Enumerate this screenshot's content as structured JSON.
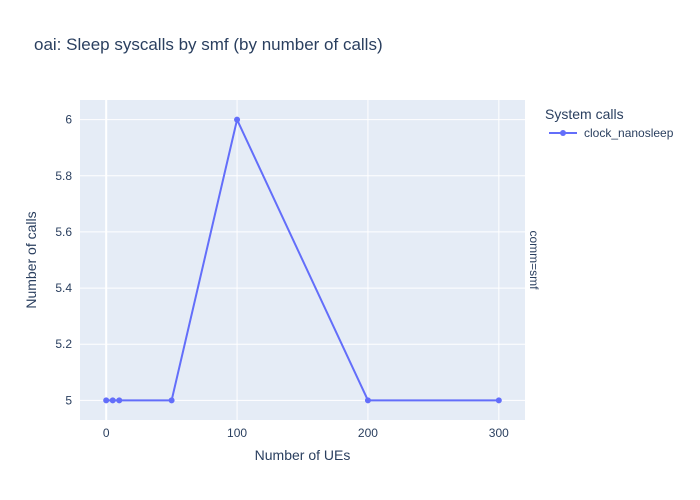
{
  "chart_data": {
    "type": "line",
    "title": "oai: Sleep syscalls by smf (by number of calls)",
    "xlabel": "Number of UEs",
    "ylabel": "Number of calls",
    "facet_label": "comm=smf",
    "legend": {
      "title": "System calls",
      "placement": "right"
    },
    "x": [
      0,
      5,
      10,
      50,
      100,
      200,
      300
    ],
    "series": [
      {
        "name": "clock_nanosleep",
        "color": "#636efa",
        "values": [
          5,
          5,
          5,
          5,
          6,
          5,
          5
        ]
      }
    ],
    "xlim": [
      -20,
      320
    ],
    "ylim": [
      4.93,
      6.07
    ],
    "xticks": [
      0,
      100,
      200,
      300
    ],
    "yticks": [
      5,
      5.2,
      5.4,
      5.6,
      5.8,
      6
    ],
    "grid": true
  },
  "colors": {
    "plot_bg": "#e5ecf6",
    "grid": "#ffffff",
    "text": "#2a3f5f"
  }
}
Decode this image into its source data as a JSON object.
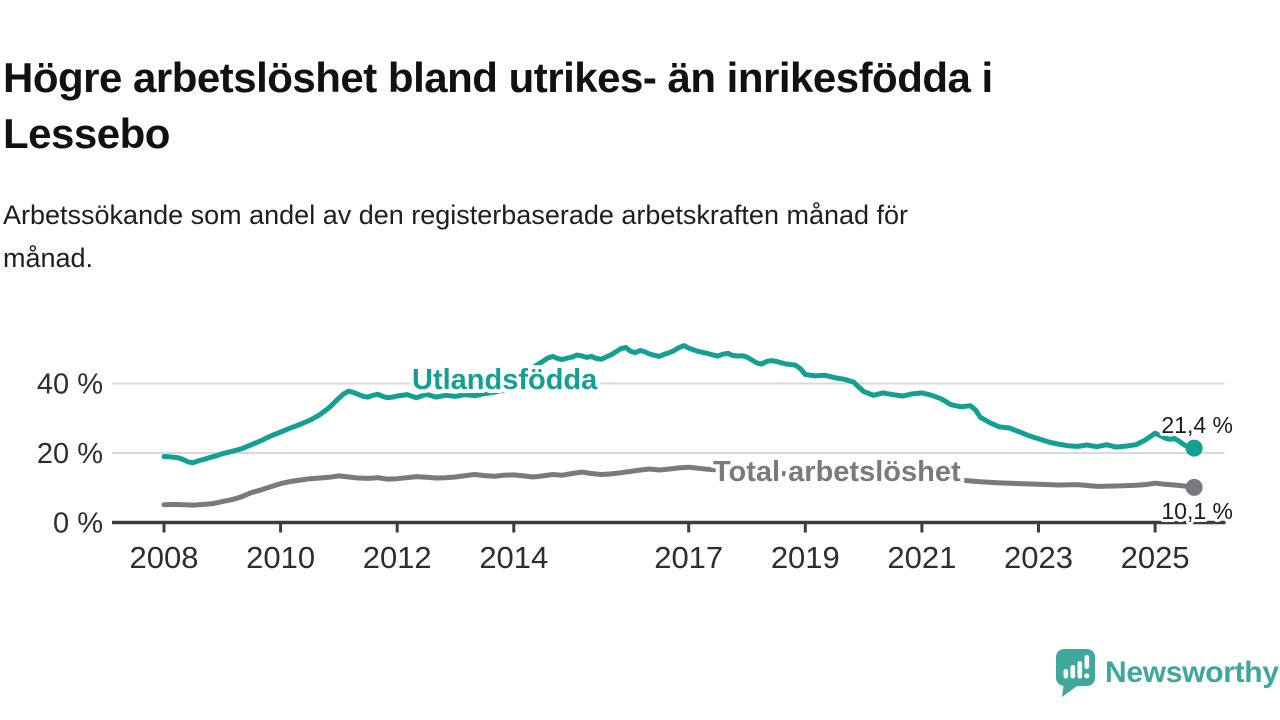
{
  "title": {
    "line1": "Högre arbetslöshet bland utrikes- än inrikesfödda i",
    "line2": "Lessebo"
  },
  "subtitle": {
    "line1": "Arbetssökande som andel av den registerbaserade arbetskraften månad för",
    "line2": "månad."
  },
  "chart_data": {
    "type": "line",
    "x_unit": "decimal_year",
    "grid": "horizontal",
    "xlim": [
      2007.1,
      2026.2
    ],
    "ylim": [
      0,
      55
    ],
    "xticks": [
      {
        "value": 2008,
        "label": "2008"
      },
      {
        "value": 2010,
        "label": "2010"
      },
      {
        "value": 2012,
        "label": "2012"
      },
      {
        "value": 2014,
        "label": "2014"
      },
      {
        "value": 2017,
        "label": "2017"
      },
      {
        "value": 2019,
        "label": "2019"
      },
      {
        "value": 2021,
        "label": "2021"
      },
      {
        "value": 2023,
        "label": "2023"
      },
      {
        "value": 2025,
        "label": "2025"
      }
    ],
    "yticks": [
      {
        "value": 0,
        "label": "0 %"
      },
      {
        "value": 20,
        "label": "20 %"
      },
      {
        "value": 40,
        "label": "40 %"
      }
    ],
    "colors": {
      "gridline": "#d9d9d9",
      "axis": "#3d3d3d",
      "tick_text": "#2e2e2e"
    },
    "series": [
      {
        "name": "Utlandsfödda",
        "label_text": "Utlandsfödda",
        "color": "#13a092",
        "end_label": "21,4 %",
        "end_value": 21.4,
        "points": [
          [
            2008.0,
            19.0
          ],
          [
            2008.08,
            18.9
          ],
          [
            2008.17,
            18.8
          ],
          [
            2008.25,
            18.6
          ],
          [
            2008.33,
            18.1
          ],
          [
            2008.42,
            17.4
          ],
          [
            2008.5,
            17.2
          ],
          [
            2008.58,
            17.7
          ],
          [
            2008.67,
            18.1
          ],
          [
            2008.75,
            18.5
          ],
          [
            2008.83,
            18.9
          ],
          [
            2008.92,
            19.3
          ],
          [
            2009.0,
            19.8
          ],
          [
            2009.17,
            20.5
          ],
          [
            2009.33,
            21.2
          ],
          [
            2009.5,
            22.4
          ],
          [
            2009.67,
            23.6
          ],
          [
            2009.83,
            24.9
          ],
          [
            2010.0,
            26.0
          ],
          [
            2010.17,
            27.2
          ],
          [
            2010.33,
            28.2
          ],
          [
            2010.5,
            29.4
          ],
          [
            2010.67,
            31.0
          ],
          [
            2010.83,
            33.0
          ],
          [
            2011.0,
            35.8
          ],
          [
            2011.08,
            37.0
          ],
          [
            2011.17,
            37.8
          ],
          [
            2011.25,
            37.4
          ],
          [
            2011.33,
            36.9
          ],
          [
            2011.42,
            36.3
          ],
          [
            2011.5,
            36.1
          ],
          [
            2011.58,
            36.6
          ],
          [
            2011.67,
            36.9
          ],
          [
            2011.75,
            36.3
          ],
          [
            2011.83,
            35.9
          ],
          [
            2011.92,
            36.1
          ],
          [
            2012.0,
            36.4
          ],
          [
            2012.17,
            36.8
          ],
          [
            2012.33,
            35.9
          ],
          [
            2012.5,
            36.9
          ],
          [
            2012.67,
            36.1
          ],
          [
            2012.83,
            36.6
          ],
          [
            2013.0,
            36.3
          ],
          [
            2013.17,
            36.8
          ],
          [
            2013.33,
            36.5
          ],
          [
            2013.5,
            37.1
          ],
          [
            2013.67,
            37.5
          ],
          [
            2013.83,
            38.1
          ],
          [
            2014.0,
            39.4
          ],
          [
            2014.17,
            41.8
          ],
          [
            2014.33,
            44.6
          ],
          [
            2014.5,
            46.4
          ],
          [
            2014.58,
            47.3
          ],
          [
            2014.67,
            47.8
          ],
          [
            2014.75,
            47.2
          ],
          [
            2014.83,
            46.9
          ],
          [
            2014.92,
            47.3
          ],
          [
            2015.0,
            47.6
          ],
          [
            2015.08,
            48.2
          ],
          [
            2015.17,
            47.9
          ],
          [
            2015.25,
            47.5
          ],
          [
            2015.33,
            47.8
          ],
          [
            2015.42,
            47.2
          ],
          [
            2015.5,
            47.0
          ],
          [
            2015.58,
            47.6
          ],
          [
            2015.67,
            48.3
          ],
          [
            2015.75,
            49.1
          ],
          [
            2015.83,
            50.0
          ],
          [
            2015.92,
            50.4
          ],
          [
            2016.0,
            49.3
          ],
          [
            2016.08,
            48.9
          ],
          [
            2016.17,
            49.5
          ],
          [
            2016.25,
            49.1
          ],
          [
            2016.33,
            48.5
          ],
          [
            2016.42,
            48.1
          ],
          [
            2016.5,
            47.8
          ],
          [
            2016.58,
            48.4
          ],
          [
            2016.67,
            48.9
          ],
          [
            2016.75,
            49.5
          ],
          [
            2016.83,
            50.3
          ],
          [
            2016.92,
            50.9
          ],
          [
            2017.0,
            50.2
          ],
          [
            2017.08,
            49.7
          ],
          [
            2017.17,
            49.2
          ],
          [
            2017.25,
            48.9
          ],
          [
            2017.33,
            48.6
          ],
          [
            2017.42,
            48.2
          ],
          [
            2017.5,
            47.9
          ],
          [
            2017.58,
            48.4
          ],
          [
            2017.67,
            48.7
          ],
          [
            2017.75,
            48.1
          ],
          [
            2017.83,
            47.9
          ],
          [
            2017.92,
            48.0
          ],
          [
            2018.0,
            47.6
          ],
          [
            2018.17,
            45.9
          ],
          [
            2018.25,
            45.6
          ],
          [
            2018.33,
            46.3
          ],
          [
            2018.42,
            46.6
          ],
          [
            2018.5,
            46.4
          ],
          [
            2018.58,
            46.0
          ],
          [
            2018.67,
            45.6
          ],
          [
            2018.83,
            45.3
          ],
          [
            2018.92,
            44.2
          ],
          [
            2019.0,
            42.6
          ],
          [
            2019.17,
            42.2
          ],
          [
            2019.33,
            42.4
          ],
          [
            2019.5,
            41.7
          ],
          [
            2019.67,
            41.2
          ],
          [
            2019.83,
            40.4
          ],
          [
            2019.92,
            38.9
          ],
          [
            2020.0,
            37.7
          ],
          [
            2020.17,
            36.6
          ],
          [
            2020.33,
            37.3
          ],
          [
            2020.5,
            36.8
          ],
          [
            2020.67,
            36.4
          ],
          [
            2020.83,
            37.0
          ],
          [
            2021.0,
            37.3
          ],
          [
            2021.17,
            36.6
          ],
          [
            2021.33,
            35.6
          ],
          [
            2021.5,
            33.9
          ],
          [
            2021.67,
            33.3
          ],
          [
            2021.83,
            33.6
          ],
          [
            2021.92,
            32.4
          ],
          [
            2022.0,
            30.3
          ],
          [
            2022.17,
            28.7
          ],
          [
            2022.33,
            27.5
          ],
          [
            2022.5,
            27.2
          ],
          [
            2022.67,
            26.1
          ],
          [
            2022.83,
            25.0
          ],
          [
            2023.0,
            24.1
          ],
          [
            2023.17,
            23.2
          ],
          [
            2023.33,
            22.6
          ],
          [
            2023.5,
            22.1
          ],
          [
            2023.67,
            21.9
          ],
          [
            2023.83,
            22.3
          ],
          [
            2024.0,
            21.8
          ],
          [
            2024.17,
            22.4
          ],
          [
            2024.33,
            21.7
          ],
          [
            2024.5,
            22.0
          ],
          [
            2024.67,
            22.4
          ],
          [
            2024.83,
            23.7
          ],
          [
            2025.0,
            25.7
          ],
          [
            2025.08,
            25.1
          ],
          [
            2025.17,
            24.3
          ],
          [
            2025.25,
            23.9
          ],
          [
            2025.33,
            24.2
          ],
          [
            2025.42,
            23.3
          ],
          [
            2025.5,
            22.3
          ],
          [
            2025.58,
            21.7
          ],
          [
            2025.67,
            21.4
          ]
        ]
      },
      {
        "name": "Total arbetslöshet",
        "label_text": "Total arbetslöshet",
        "color": "#7a7a7e",
        "end_label": "10,1 %",
        "end_value": 10.1,
        "points": [
          [
            2008.0,
            5.1
          ],
          [
            2008.17,
            5.2
          ],
          [
            2008.33,
            5.1
          ],
          [
            2008.5,
            5.0
          ],
          [
            2008.67,
            5.2
          ],
          [
            2008.83,
            5.4
          ],
          [
            2009.0,
            6.0
          ],
          [
            2009.17,
            6.6
          ],
          [
            2009.33,
            7.4
          ],
          [
            2009.5,
            8.6
          ],
          [
            2009.67,
            9.4
          ],
          [
            2009.83,
            10.3
          ],
          [
            2010.0,
            11.2
          ],
          [
            2010.17,
            11.8
          ],
          [
            2010.33,
            12.2
          ],
          [
            2010.5,
            12.6
          ],
          [
            2010.67,
            12.8
          ],
          [
            2010.83,
            13.0
          ],
          [
            2011.0,
            13.4
          ],
          [
            2011.17,
            13.1
          ],
          [
            2011.33,
            12.8
          ],
          [
            2011.5,
            12.7
          ],
          [
            2011.67,
            12.9
          ],
          [
            2011.83,
            12.5
          ],
          [
            2012.0,
            12.6
          ],
          [
            2012.17,
            12.9
          ],
          [
            2012.33,
            13.2
          ],
          [
            2012.5,
            13.0
          ],
          [
            2012.67,
            12.8
          ],
          [
            2012.83,
            12.9
          ],
          [
            2013.0,
            13.1
          ],
          [
            2013.17,
            13.5
          ],
          [
            2013.33,
            13.8
          ],
          [
            2013.5,
            13.5
          ],
          [
            2013.67,
            13.3
          ],
          [
            2013.83,
            13.6
          ],
          [
            2014.0,
            13.7
          ],
          [
            2014.17,
            13.4
          ],
          [
            2014.33,
            13.1
          ],
          [
            2014.5,
            13.4
          ],
          [
            2014.67,
            13.8
          ],
          [
            2014.83,
            13.6
          ],
          [
            2015.0,
            14.1
          ],
          [
            2015.17,
            14.5
          ],
          [
            2015.33,
            14.1
          ],
          [
            2015.5,
            13.8
          ],
          [
            2015.67,
            14.0
          ],
          [
            2015.83,
            14.3
          ],
          [
            2016.0,
            14.7
          ],
          [
            2016.17,
            15.1
          ],
          [
            2016.33,
            15.4
          ],
          [
            2016.5,
            15.1
          ],
          [
            2016.67,
            15.4
          ],
          [
            2016.83,
            15.7
          ],
          [
            2017.0,
            15.9
          ],
          [
            2017.17,
            15.6
          ],
          [
            2017.33,
            15.3
          ],
          [
            2017.5,
            15.1
          ],
          [
            2017.67,
            15.3
          ],
          [
            2017.83,
            15.0
          ],
          [
            2018.0,
            14.8
          ],
          [
            2018.33,
            14.4
          ],
          [
            2018.67,
            14.0
          ],
          [
            2019.0,
            13.6
          ],
          [
            2019.33,
            13.2
          ],
          [
            2019.67,
            12.9
          ],
          [
            2020.0,
            13.0
          ],
          [
            2020.33,
            13.5
          ],
          [
            2020.67,
            13.3
          ],
          [
            2021.0,
            13.0
          ],
          [
            2021.33,
            12.6
          ],
          [
            2021.67,
            12.2
          ],
          [
            2022.0,
            11.7
          ],
          [
            2022.33,
            11.4
          ],
          [
            2022.67,
            11.2
          ],
          [
            2023.0,
            11.0
          ],
          [
            2023.33,
            10.8
          ],
          [
            2023.67,
            10.9
          ],
          [
            2024.0,
            10.4
          ],
          [
            2024.33,
            10.5
          ],
          [
            2024.67,
            10.7
          ],
          [
            2024.83,
            10.9
          ],
          [
            2025.0,
            11.3
          ],
          [
            2025.17,
            11.0
          ],
          [
            2025.33,
            10.8
          ],
          [
            2025.5,
            10.5
          ],
          [
            2025.67,
            10.1
          ]
        ]
      }
    ]
  },
  "branding": {
    "logo_text": "Newsworthy",
    "logo_color": "#3fa79b",
    "logo_icon": "bar-chart-speech-bubble-icon"
  }
}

**Problem details**.
Pull every line containing "månad" from the material above.

**Full response**.
    "line1": "Arbetssökande som andel av den registerbaserade arbetskraften månad för",
    "line2": "månad."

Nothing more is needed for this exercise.